- WHAT YOU WILL DO
Reproduce all lines of the listing below in which the word "structured" occurs.
= = = = =
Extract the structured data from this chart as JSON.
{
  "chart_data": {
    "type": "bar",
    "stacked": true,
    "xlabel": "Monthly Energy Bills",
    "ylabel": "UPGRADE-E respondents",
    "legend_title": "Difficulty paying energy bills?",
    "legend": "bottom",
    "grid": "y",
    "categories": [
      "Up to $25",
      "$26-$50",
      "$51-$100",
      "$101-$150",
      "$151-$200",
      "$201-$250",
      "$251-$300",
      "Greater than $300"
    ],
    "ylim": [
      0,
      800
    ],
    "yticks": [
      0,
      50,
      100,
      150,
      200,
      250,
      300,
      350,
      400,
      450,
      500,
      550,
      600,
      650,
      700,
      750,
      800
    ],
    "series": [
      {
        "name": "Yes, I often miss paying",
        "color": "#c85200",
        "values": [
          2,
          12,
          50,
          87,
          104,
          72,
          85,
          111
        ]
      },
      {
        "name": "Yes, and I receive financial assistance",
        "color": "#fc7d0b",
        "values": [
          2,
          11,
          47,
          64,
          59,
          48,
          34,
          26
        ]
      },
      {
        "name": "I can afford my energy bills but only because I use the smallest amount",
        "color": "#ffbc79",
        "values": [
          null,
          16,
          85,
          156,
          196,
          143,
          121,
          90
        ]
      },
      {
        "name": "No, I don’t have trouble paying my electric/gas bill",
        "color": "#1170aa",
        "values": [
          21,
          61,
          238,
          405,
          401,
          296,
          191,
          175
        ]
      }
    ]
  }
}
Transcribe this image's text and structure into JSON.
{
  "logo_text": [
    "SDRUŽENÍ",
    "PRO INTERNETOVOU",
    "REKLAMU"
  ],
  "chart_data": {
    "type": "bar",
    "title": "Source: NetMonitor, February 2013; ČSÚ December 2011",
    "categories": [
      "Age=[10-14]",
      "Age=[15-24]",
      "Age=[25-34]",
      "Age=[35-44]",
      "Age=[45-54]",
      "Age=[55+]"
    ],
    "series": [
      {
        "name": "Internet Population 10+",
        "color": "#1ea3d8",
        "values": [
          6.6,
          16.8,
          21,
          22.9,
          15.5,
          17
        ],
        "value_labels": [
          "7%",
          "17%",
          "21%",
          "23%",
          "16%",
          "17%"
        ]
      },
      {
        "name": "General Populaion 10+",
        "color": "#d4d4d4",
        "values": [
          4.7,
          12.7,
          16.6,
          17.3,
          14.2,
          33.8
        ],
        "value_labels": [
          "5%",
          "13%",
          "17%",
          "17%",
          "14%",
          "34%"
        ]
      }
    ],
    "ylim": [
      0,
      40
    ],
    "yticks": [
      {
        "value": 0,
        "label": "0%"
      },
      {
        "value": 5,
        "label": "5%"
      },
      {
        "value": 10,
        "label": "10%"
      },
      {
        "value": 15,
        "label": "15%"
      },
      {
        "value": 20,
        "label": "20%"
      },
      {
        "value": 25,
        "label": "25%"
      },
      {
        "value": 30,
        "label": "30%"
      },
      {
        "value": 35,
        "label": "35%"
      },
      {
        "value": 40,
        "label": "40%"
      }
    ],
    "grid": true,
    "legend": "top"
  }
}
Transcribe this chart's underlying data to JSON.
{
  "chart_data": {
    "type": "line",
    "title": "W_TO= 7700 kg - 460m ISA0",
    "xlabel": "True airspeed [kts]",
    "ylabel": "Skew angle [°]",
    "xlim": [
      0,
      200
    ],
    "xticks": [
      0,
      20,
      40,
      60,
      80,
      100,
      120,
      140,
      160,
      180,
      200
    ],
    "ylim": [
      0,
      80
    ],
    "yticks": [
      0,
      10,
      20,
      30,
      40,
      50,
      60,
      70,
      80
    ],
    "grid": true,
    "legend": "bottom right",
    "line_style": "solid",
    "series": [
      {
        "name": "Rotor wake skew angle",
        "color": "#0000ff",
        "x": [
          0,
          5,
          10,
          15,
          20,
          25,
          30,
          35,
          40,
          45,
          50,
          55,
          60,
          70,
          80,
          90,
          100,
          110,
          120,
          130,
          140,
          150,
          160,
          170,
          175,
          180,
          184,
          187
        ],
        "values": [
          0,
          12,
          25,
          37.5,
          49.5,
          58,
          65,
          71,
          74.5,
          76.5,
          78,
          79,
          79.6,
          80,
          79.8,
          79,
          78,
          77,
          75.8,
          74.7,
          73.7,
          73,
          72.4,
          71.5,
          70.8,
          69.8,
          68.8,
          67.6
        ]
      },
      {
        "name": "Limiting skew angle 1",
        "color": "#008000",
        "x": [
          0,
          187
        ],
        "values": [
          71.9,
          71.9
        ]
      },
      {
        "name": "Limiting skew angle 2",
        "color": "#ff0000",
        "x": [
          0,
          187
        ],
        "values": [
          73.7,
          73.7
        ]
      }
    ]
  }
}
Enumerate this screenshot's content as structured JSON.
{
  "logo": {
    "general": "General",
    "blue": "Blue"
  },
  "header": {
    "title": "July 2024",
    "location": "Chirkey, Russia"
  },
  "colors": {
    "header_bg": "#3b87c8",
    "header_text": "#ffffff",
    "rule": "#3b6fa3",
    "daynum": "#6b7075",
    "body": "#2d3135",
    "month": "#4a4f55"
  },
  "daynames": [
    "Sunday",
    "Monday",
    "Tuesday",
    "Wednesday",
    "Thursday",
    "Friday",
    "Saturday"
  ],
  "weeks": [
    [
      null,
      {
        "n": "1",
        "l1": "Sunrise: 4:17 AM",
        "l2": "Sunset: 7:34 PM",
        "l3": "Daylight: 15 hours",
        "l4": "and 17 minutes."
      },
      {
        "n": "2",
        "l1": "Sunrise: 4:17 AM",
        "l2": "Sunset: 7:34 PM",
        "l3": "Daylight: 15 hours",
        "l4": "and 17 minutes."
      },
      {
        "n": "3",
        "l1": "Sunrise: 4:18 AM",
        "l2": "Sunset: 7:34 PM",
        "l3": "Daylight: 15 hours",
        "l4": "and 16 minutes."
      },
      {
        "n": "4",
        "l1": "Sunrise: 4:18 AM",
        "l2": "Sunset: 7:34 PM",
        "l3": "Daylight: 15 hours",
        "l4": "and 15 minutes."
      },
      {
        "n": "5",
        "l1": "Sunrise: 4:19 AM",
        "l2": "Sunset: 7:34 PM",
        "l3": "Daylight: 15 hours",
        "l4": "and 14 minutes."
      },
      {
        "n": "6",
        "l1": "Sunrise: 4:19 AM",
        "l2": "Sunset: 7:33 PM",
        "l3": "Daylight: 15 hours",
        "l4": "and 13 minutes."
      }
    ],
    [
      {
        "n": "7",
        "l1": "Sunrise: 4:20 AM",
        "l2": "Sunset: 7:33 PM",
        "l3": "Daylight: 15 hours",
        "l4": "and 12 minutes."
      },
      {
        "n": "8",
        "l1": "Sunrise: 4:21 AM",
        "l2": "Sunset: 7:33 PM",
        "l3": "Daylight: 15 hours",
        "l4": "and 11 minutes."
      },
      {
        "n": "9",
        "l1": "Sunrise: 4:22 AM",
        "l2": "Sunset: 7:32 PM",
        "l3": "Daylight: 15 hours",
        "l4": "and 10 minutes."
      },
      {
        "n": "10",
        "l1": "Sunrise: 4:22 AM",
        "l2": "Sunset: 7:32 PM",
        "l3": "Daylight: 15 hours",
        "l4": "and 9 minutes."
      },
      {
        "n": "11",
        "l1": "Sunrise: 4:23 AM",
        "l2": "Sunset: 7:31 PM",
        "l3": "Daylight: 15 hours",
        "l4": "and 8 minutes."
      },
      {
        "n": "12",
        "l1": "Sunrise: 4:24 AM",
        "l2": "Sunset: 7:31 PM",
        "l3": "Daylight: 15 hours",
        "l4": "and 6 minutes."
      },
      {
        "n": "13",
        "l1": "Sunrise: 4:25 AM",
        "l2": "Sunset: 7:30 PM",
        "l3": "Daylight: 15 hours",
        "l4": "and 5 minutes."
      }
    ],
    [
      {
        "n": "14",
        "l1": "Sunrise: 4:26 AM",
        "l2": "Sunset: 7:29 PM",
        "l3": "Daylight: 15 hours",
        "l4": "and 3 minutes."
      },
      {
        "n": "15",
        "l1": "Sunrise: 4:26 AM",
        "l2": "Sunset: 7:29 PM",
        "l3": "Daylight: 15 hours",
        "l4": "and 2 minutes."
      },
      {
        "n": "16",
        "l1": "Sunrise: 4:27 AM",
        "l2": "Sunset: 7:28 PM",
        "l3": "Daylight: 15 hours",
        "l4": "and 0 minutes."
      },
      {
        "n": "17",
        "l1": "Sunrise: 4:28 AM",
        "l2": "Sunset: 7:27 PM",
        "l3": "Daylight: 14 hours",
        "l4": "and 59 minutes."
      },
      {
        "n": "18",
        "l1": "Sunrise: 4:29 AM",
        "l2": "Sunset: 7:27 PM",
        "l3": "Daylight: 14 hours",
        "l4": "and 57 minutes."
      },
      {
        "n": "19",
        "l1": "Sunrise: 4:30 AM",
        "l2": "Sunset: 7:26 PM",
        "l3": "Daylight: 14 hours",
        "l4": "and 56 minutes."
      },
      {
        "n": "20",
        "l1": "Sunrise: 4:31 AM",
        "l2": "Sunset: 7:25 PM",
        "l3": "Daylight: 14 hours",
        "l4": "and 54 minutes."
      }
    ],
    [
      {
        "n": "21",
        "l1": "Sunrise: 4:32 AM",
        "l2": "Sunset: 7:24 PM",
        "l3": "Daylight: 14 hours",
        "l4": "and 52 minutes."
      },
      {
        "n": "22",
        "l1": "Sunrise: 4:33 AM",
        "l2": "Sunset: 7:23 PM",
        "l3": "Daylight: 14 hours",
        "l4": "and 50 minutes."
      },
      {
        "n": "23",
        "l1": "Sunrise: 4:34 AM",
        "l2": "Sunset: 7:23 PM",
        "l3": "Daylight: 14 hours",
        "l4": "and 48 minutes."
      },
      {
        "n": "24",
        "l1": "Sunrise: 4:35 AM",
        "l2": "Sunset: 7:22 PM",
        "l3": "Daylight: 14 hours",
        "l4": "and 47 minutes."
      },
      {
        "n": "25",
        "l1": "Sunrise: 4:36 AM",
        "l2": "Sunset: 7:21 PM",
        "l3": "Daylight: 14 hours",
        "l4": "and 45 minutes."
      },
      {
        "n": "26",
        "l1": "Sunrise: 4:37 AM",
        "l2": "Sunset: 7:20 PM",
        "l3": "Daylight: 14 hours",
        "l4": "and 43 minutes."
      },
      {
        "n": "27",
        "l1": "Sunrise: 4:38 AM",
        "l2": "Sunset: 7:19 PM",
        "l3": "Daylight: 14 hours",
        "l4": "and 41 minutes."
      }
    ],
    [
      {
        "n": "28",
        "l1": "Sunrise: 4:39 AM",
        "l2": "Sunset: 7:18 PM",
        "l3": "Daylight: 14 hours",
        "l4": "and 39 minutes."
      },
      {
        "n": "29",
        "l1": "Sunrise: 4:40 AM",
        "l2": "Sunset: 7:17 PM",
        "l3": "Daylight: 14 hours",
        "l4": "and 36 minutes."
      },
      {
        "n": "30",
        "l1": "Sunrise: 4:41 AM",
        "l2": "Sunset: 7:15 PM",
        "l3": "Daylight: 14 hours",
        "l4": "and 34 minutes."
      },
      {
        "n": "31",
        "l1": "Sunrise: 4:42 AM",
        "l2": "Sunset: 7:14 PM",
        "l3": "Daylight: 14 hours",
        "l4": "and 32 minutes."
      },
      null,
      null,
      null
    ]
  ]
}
= = = = =
- TASK OUTPUT
Extract the structured data from this chart as JSON.
Enumerate this screenshot's content as structured JSON.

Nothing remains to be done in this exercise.